▶ _Objective_
Tell how many lines contain the word "שימוש". Reply with the number only.

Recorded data
BEGIN
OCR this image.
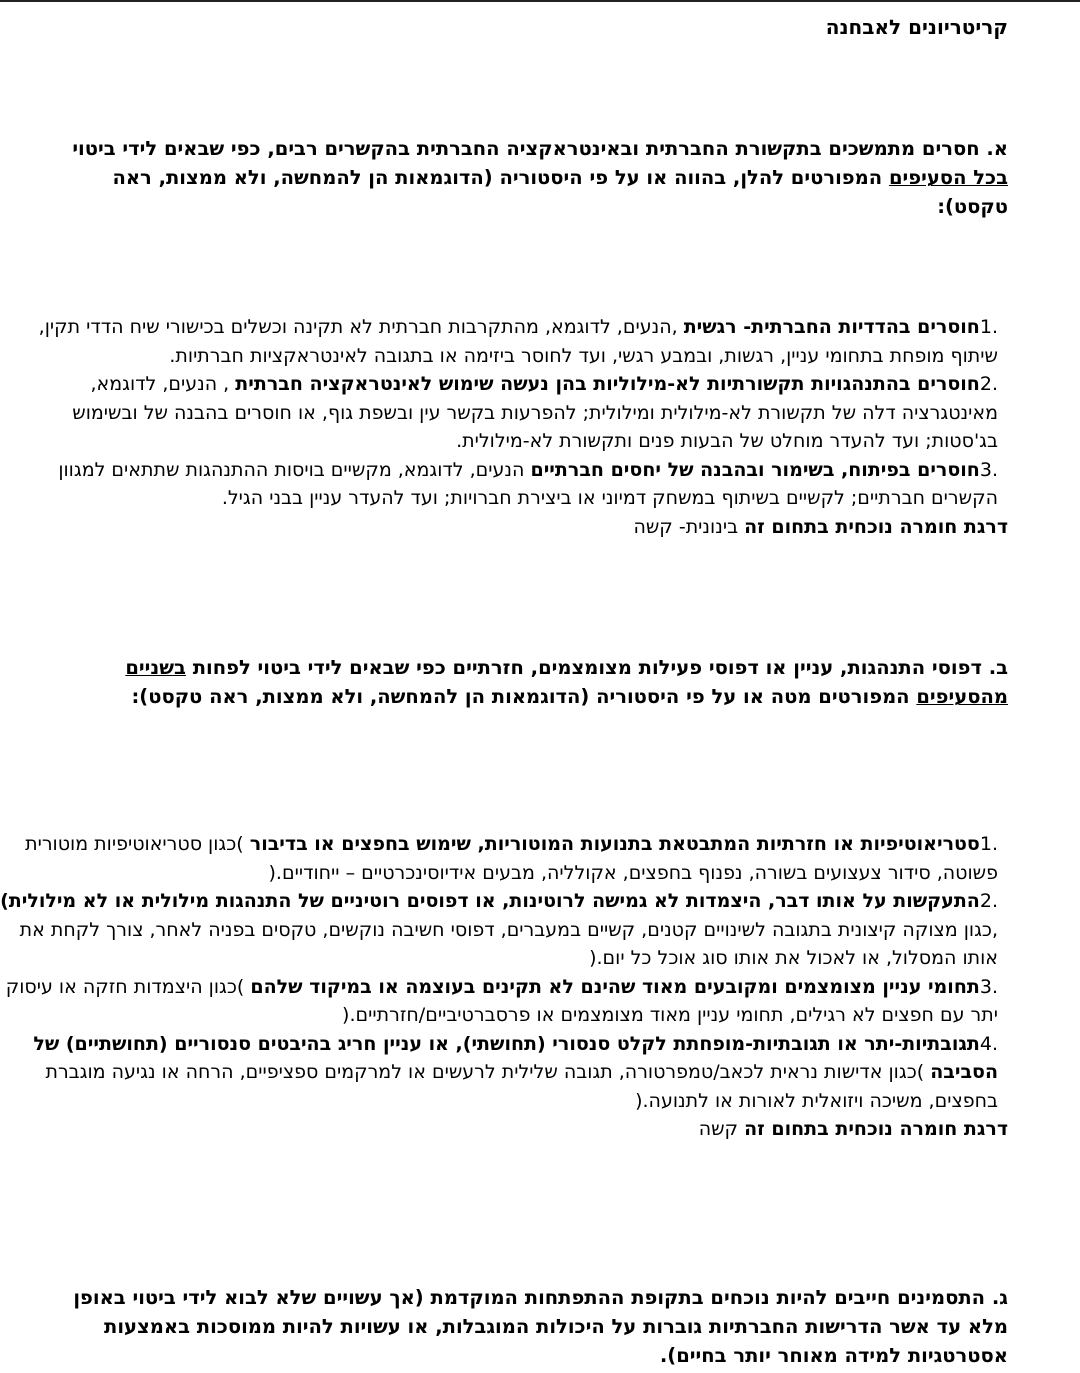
קריטריונים לאבחנה
א. חסרים מתמשכים בתקשורת החברתית ובאינטראקציה החברתית בהקשרים רבים, כפי שבאים לידי ביטוי בכל הסעיפים המפורטים להלן, בהווה או על פי היסטוריה (הדוגמאות הן להמחשה, ולא ממצות, ראה טקסט):
.1חוסרים בהדדיות החברתית- רגשית ,הנעים, לדוגמא, מהתקרבות חברתית לא תקינה וכשלים בכישורי שיח הדדי תקין, שיתוף מופחת בתחומי עניין, רגשות, ובמבע רגשי, ועד לחוסר ביזימה או בתגובה לאינטראקציות חברתיות.
.2חוסרים בהתנהגויות תקשורתיות לא-מילוליות בהן נעשה שימוש לאינטראקציה חברתית , הנעים, לדוגמא, מאינטגרציה דלה של תקשורת לא-מילולית ומילולית; להפרעות בקשר עין ובשפת גוף, או חוסרים בהבנה של ובשימוש בג'סטות; ועד להעדר מוחלט של הבעות פנים ותקשורת לא-מילולית.
.3חוסרים בפיתוח, בשימור ובהבנה של יחסים חברתיים הנעים, לדוגמא, מקשיים בויסות ההתנהגות שתתאים למגוון הקשרים חברתיים; לקשיים בשיתוף במשחק דמיוני או ביצירת חברויות; ועד להעדר עניין בבני הגיל.
דרגת חומרה נוכחית בתחום זה בינונית- קשה
ב. דפוסי התנהגות, עניין או דפוסי פעילות מצומצמים, חזרתיים כפי שבאים לידי ביטוי לפחות בשניים מהסעיפים המפורטים מטה או על פי היסטוריה (הדוגמאות הן להמחשה, ולא ממצות, ראה טקסט):
.1סטריאוטיפיות או חזרתיות המתבטאת בתנועות המוטוריות, שימוש בחפצים או בדיבור )כגון סטריאוטיפיות מוטורית פשוטה, סידור צעצועים בשורה, נפנוף בחפצים, אקולליה, מבעים אידיוסינכרטיים – ייחודיים.(
.2התעקשות על אותו דבר, היצמדות לא גמישה לרוטינות, או דפוסים רוטיניים של התנהגות מילולית או לא מילולית) ,כגון מצוקה קיצונית בתגובה לשינויים קטנים, קשיים במעברים, דפוסי חשיבה נוקשים, טקסים בפניה לאחר, צורך לקחת את אותו המסלול, או לאכול את אותו סוג אוכל כל יום.(
.3תחומי עניין מצומצמים ומקובעים מאוד שהינם לא תקינים בעוצמה או במיקוד שלהם )כגון היצמדות חזקה או עיסוק יתר עם חפצים לא רגילים, תחומי עניין מאוד מצומצמים או פרסברטיביים/חזרתיים.(
.4תגובתיות-יתר או תגובתיות-מופחתת לקלט סנסורי (תחושתי), או עניין חריג בהיבטים סנסוריים (תחושתיים) של הסביבה )כגון אדישות נראית לכאב/טמפרטורה, תגובה שלילית לרעשים או למרקמים ספציפיים, הרחה או נגיעה מוגברת בחפצים, משיכה ויזואלית לאורות או לתנועה.(
דרגת חומרה נוכחית בתחום זה קשה
ג. התסמינים חייבים להיות נוכחים בתקופת ההתפתחות המוקדמת (אך עשויים שלא לבוא לידי ביטוי באופן מלא עד אשר הדרישות החברתיות גוברות על היכולות המוגבלות, או עשויות להיות ממוסכות באמצעות אסטרטגיות למידה מאוחר יותר בחיים).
END
▶ _Exercise solution_
2